▶ **Excerpted data**:
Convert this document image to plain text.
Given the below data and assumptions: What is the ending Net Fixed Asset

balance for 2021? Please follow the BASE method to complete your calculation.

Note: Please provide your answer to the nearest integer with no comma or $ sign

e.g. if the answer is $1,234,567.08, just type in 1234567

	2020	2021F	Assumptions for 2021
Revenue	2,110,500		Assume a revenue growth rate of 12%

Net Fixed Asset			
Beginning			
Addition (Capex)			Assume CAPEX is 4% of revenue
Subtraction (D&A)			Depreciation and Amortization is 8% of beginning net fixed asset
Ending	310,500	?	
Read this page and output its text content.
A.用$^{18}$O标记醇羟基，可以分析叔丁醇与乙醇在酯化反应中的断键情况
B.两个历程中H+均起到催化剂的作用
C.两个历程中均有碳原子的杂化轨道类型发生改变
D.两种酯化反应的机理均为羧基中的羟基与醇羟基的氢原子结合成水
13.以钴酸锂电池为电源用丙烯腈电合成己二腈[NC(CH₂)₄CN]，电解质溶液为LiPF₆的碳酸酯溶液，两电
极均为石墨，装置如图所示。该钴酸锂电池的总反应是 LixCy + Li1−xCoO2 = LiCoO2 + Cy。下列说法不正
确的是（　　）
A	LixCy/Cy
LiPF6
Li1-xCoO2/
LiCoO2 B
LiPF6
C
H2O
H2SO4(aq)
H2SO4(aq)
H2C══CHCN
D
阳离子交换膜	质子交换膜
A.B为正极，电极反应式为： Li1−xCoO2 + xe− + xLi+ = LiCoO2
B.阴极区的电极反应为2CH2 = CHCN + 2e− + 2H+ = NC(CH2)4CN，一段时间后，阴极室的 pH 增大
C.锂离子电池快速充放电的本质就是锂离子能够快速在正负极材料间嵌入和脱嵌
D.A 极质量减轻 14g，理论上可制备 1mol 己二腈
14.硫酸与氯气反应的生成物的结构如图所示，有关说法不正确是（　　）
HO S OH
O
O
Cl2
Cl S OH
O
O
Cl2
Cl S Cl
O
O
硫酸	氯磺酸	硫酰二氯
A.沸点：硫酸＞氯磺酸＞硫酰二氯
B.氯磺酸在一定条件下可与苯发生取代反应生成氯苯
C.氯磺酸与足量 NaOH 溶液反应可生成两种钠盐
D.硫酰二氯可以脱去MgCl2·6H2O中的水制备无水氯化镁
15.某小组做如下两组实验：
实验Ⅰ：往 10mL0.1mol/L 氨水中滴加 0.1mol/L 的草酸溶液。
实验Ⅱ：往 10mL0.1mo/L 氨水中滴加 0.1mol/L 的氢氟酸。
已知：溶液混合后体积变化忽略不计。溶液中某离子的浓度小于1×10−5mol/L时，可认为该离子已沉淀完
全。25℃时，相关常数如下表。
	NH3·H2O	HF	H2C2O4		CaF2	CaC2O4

▶ **The problem**: For the material, find the number of lines holding the word "氨水中滴加" and give that figure and nothing more.

▶ **Exercise result**: 2